[Task details]:
Every entry must be given again exactly.

[Given information]:

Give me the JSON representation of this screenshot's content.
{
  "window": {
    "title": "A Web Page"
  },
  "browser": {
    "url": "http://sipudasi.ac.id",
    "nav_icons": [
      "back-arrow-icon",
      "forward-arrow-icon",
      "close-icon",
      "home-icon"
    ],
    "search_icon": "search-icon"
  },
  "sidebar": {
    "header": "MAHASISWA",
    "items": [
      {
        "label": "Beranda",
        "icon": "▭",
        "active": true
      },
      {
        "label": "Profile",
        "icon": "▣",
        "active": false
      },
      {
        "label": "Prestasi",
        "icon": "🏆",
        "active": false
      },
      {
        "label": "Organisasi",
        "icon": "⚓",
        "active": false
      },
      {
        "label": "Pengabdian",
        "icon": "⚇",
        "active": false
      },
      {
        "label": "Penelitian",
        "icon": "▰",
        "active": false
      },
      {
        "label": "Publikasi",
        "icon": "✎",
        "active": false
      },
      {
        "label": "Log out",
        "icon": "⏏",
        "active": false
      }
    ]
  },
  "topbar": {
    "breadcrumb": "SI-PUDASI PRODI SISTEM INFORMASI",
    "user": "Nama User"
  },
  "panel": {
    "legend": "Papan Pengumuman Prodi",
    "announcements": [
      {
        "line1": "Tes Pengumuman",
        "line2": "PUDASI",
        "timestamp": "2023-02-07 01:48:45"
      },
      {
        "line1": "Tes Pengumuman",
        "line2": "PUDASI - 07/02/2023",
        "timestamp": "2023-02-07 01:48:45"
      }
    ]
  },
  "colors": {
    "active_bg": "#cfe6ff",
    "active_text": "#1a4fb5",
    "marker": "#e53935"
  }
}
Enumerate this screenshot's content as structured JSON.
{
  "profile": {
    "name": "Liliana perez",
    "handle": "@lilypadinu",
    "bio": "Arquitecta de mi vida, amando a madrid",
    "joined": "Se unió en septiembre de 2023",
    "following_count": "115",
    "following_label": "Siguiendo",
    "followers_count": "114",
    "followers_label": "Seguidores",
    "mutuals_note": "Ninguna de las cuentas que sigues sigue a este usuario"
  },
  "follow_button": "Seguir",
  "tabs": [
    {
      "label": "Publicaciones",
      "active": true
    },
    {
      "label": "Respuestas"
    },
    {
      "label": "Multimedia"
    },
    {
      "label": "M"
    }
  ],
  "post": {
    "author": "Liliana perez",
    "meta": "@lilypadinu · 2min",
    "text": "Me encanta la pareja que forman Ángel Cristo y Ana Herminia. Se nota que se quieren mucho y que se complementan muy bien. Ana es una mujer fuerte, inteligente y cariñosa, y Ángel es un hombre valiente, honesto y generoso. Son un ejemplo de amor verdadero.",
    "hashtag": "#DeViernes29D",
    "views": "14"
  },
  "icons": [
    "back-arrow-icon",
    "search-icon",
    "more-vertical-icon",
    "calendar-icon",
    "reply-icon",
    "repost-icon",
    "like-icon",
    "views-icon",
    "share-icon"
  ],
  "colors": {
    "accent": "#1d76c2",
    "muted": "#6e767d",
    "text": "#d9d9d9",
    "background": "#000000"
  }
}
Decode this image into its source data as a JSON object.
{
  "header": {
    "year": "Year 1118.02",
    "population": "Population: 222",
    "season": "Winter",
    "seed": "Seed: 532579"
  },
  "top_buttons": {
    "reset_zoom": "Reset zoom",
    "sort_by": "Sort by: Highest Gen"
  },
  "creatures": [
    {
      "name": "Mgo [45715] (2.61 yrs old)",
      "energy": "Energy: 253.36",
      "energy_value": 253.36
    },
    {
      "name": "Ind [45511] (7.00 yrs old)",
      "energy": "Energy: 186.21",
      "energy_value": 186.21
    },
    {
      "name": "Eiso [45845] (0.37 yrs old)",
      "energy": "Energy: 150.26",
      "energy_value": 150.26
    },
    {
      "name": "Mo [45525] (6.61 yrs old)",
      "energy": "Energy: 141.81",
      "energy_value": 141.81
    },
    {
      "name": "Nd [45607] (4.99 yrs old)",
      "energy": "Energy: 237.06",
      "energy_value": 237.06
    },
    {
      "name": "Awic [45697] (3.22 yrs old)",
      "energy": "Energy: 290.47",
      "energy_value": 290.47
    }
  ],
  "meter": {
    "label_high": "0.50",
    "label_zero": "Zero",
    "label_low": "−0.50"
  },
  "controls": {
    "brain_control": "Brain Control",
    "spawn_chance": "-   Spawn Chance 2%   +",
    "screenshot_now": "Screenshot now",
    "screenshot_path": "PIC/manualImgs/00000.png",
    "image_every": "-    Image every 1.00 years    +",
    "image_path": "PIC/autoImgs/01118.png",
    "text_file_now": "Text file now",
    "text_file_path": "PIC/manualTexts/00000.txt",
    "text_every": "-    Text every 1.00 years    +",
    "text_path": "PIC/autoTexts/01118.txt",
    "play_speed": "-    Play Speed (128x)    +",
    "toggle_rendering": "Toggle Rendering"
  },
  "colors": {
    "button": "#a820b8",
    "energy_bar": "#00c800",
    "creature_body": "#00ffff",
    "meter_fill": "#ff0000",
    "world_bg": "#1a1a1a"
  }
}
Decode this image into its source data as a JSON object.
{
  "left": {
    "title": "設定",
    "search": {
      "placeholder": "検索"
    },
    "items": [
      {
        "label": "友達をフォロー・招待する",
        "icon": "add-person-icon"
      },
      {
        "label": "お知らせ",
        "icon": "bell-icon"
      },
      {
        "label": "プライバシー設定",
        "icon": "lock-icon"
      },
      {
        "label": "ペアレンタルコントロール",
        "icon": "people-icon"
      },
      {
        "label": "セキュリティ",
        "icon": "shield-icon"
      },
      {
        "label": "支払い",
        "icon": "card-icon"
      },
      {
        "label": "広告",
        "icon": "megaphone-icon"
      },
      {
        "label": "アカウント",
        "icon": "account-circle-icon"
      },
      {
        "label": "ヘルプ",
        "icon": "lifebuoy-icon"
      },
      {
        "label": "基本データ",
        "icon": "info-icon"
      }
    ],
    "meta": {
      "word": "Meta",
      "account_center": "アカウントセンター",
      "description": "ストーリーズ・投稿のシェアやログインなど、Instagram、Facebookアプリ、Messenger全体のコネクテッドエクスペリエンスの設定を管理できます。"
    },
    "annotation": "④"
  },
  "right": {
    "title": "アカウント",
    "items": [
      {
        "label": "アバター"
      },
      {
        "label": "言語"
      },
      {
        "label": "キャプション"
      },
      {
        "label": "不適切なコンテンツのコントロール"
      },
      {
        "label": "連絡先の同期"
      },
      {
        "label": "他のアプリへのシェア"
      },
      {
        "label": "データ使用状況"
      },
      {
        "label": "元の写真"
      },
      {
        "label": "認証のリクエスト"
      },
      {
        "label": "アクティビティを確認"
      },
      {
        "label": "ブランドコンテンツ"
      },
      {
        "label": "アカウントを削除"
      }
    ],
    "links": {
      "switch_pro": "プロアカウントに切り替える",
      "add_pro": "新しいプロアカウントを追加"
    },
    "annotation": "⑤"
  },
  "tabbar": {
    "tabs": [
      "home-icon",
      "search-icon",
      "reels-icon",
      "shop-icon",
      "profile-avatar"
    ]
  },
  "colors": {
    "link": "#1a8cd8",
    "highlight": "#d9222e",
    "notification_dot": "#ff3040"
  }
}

[Worked answer]:
Give me the JSON representation of this screenshot's content.
{
  "window": {
    "title": "A Web Page"
  },
  "browser": {
    "url": "http://sipudasi.ac.id",
    "nav_icons": [
      "back-arrow-icon",
      "forward-arrow-icon",
      "close-icon",
      "home-icon"
    ],
    "search_icon": "search-icon"
  },
  "sidebar": {
    "header": "MAHASISWA",
    "items": [
      {
        "label": "Beranda",
        "icon": "▭",
        "active": true
      },
      {
        "label": "Profile",
        "icon": "▣",
        "active": false
      },
      {
        "label": "Prestasi",
        "icon": "🏆",
        "active": false
      },
      {
        "label": "Organisasi",
        "icon": "⚓",
        "active": false
      },
      {
        "label": "Pengabdian",
        "icon": "⚇",
        "active": false
      },
      {
        "label": "Penelitian",
        "icon": "▰",
        "active": false
      },
      {
        "label": "Publikasi",
        "icon": "✎",
        "active": false
      },
      {
        "label": "Log out",
        "icon": "⏏",
        "active": false
      }
    ]
  },
  "topbar": {
    "breadcrumb": "SI-PUDASI PRODI SISTEM INFORMASI",
    "user": "Nama User"
  },
  "panel": {
    "legend": "Papan Pengumuman Prodi",
    "announcements": [
      {
        "line1": "Tes Pengumuman",
        "line2": "PUDASI",
        "timestamp": "2023-02-07 01:48:45"
      },
      {
        "line1": "Tes Pengumuman",
        "line2": "PUDASI - 07/02/2023",
        "timestamp": "2023-02-07 01:48:45"
      }
    ]
  },
  "colors": {
    "active_bg": "#cfe6ff",
    "active_text": "#1a4fb5",
    "marker": "#e53935"
  }
}
Enumerate this screenshot's content as structured JSON.
{
  "profile": {
    "name": "Liliana perez",
    "handle": "@lilypadinu",
    "bio": "Arquitecta de mi vida, amando a madrid",
    "joined": "Se unió en septiembre de 2023",
    "following_count": "115",
    "following_label": "Siguiendo",
    "followers_count": "114",
    "followers_label": "Seguidores",
    "mutuals_note": "Ninguna de las cuentas que sigues sigue a este usuario"
  },
  "follow_button": "Seguir",
  "tabs": [
    {
      "label": "Publicaciones",
      "active": true
    },
    {
      "label": "Respuestas"
    },
    {
      "label": "Multimedia"
    },
    {
      "label": "M"
    }
  ],
  "post": {
    "author": "Liliana perez",
    "meta": "@lilypadinu · 2min",
    "text": "Me encanta la pareja que forman Ángel Cristo y Ana Herminia. Se nota que se quieren mucho y que se complementan muy bien. Ana es una mujer fuerte, inteligente y cariñosa, y Ángel es un hombre valiente, honesto y generoso. Son un ejemplo de amor verdadero.",
    "hashtag": "#DeViernes29D",
    "views": "14"
  },
  "icons": [
    "back-arrow-icon",
    "search-icon",
    "more-vertical-icon",
    "calendar-icon",
    "reply-icon",
    "repost-icon",
    "like-icon",
    "views-icon",
    "share-icon"
  ],
  "colors": {
    "accent": "#1d76c2",
    "muted": "#6e767d",
    "text": "#d9d9d9",
    "background": "#000000"
  }
}
Decode this image into its source data as a JSON object.
{
  "header": {
    "year": "Year 1118.02",
    "population": "Population: 222",
    "season": "Winter",
    "seed": "Seed: 532579"
  },
  "top_buttons": {
    "reset_zoom": "Reset zoom",
    "sort_by": "Sort by: Highest Gen"
  },
  "creatures": [
    {
      "name": "Mgo [45715] (2.61 yrs old)",
      "energy": "Energy: 253.36",
      "energy_value": 253.36
    },
    {
      "name": "Ind [45511] (7.00 yrs old)",
      "energy": "Energy: 186.21",
      "energy_value": 186.21
    },
    {
      "name": "Eiso [45845] (0.37 yrs old)",
      "energy": "Energy: 150.26",
      "energy_value": 150.26
    },
    {
      "name": "Mo [45525] (6.61 yrs old)",
      "energy": "Energy: 141.81",
      "energy_value": 141.81
    },
    {
      "name": "Nd [45607] (4.99 yrs old)",
      "energy": "Energy: 237.06",
      "energy_value": 237.06
    },
    {
      "name": "Awic [45697] (3.22 yrs old)",
      "energy": "Energy: 290.47",
      "energy_value": 290.47
    }
  ],
  "meter": {
    "label_high": "0.50",
    "label_zero": "Zero",
    "label_low": "−0.50"
  },
  "controls": {
    "brain_control": "Brain Control",
    "spawn_chance": "-   Spawn Chance 2%   +",
    "screenshot_now": "Screenshot now",
    "screenshot_path": "PIC/manualImgs/00000.png",
    "image_every": "-    Image every 1.00 years    +",
    "image_path": "PIC/autoImgs/01118.png",
    "text_file_now": "Text file now",
    "text_file_path": "PIC/manualTexts/00000.txt",
    "text_every": "-    Text every 1.00 years    +",
    "text_path": "PIC/autoTexts/01118.txt",
    "play_speed": "-    Play Speed (128x)    +",
    "toggle_rendering": "Toggle Rendering"
  },
  "colors": {
    "button": "#a820b8",
    "energy_bar": "#00c800",
    "creature_body": "#00ffff",
    "meter_fill": "#ff0000",
    "world_bg": "#1a1a1a"
  }
}
Decode this image into its source data as a JSON object.
{
  "left": {
    "title": "設定",
    "search": {
      "placeholder": "検索"
    },
    "items": [
      {
        "label": "友達をフォロー・招待する",
        "icon": "add-person-icon"
      },
      {
        "label": "お知らせ",
        "icon": "bell-icon"
      },
      {
        "label": "プライバシー設定",
        "icon": "lock-icon"
      },
      {
        "label": "ペアレンタルコントロール",
        "icon": "people-icon"
      },
      {
        "label": "セキュリティ",
        "icon": "shield-icon"
      },
      {
        "label": "支払い",
        "icon": "card-icon"
      },
      {
        "label": "広告",
        "icon": "megaphone-icon"
      },
      {
        "label": "アカウント",
        "icon": "account-circle-icon"
      },
      {
        "label": "ヘルプ",
        "icon": "lifebuoy-icon"
      },
      {
        "label": "基本データ",
        "icon": "info-icon"
      }
    ],
    "meta": {
      "word": "Meta",
      "account_center": "アカウントセンター",
      "description": "ストーリーズ・投稿のシェアやログインなど、Instagram、Facebookアプリ、Messenger全体のコネクテッドエクスペリエンスの設定を管理できます。"
    },
    "annotation": "④"
  },
  "right": {
    "title": "アカウント",
    "items": [
      {
        "label": "アバター"
      },
      {
        "label": "言語"
      },
      {
        "label": "キャプション"
      },
      {
        "label": "不適切なコンテンツのコントロール"
      },
      {
        "label": "連絡先の同期"
      },
      {
        "label": "他のアプリへのシェア"
      },
      {
        "label": "データ使用状況"
      },
      {
        "label": "元の写真"
      },
      {
        "label": "認証のリクエスト"
      },
      {
        "label": "アクティビティを確認"
      },
      {
        "label": "ブランドコンテンツ"
      },
      {
        "label": "アカウントを削除"
      }
    ],
    "links": {
      "switch_pro": "プロアカウントに切り替える",
      "add_pro": "新しいプロアカウントを追加"
    },
    "annotation": "⑤"
  },
  "tabbar": {
    "tabs": [
      "home-icon",
      "search-icon",
      "reels-icon",
      "shop-icon",
      "profile-avatar"
    ]
  },
  "colors": {
    "link": "#1a8cd8",
    "highlight": "#d9222e",
    "notification_dot": "#ff3040"
  }
}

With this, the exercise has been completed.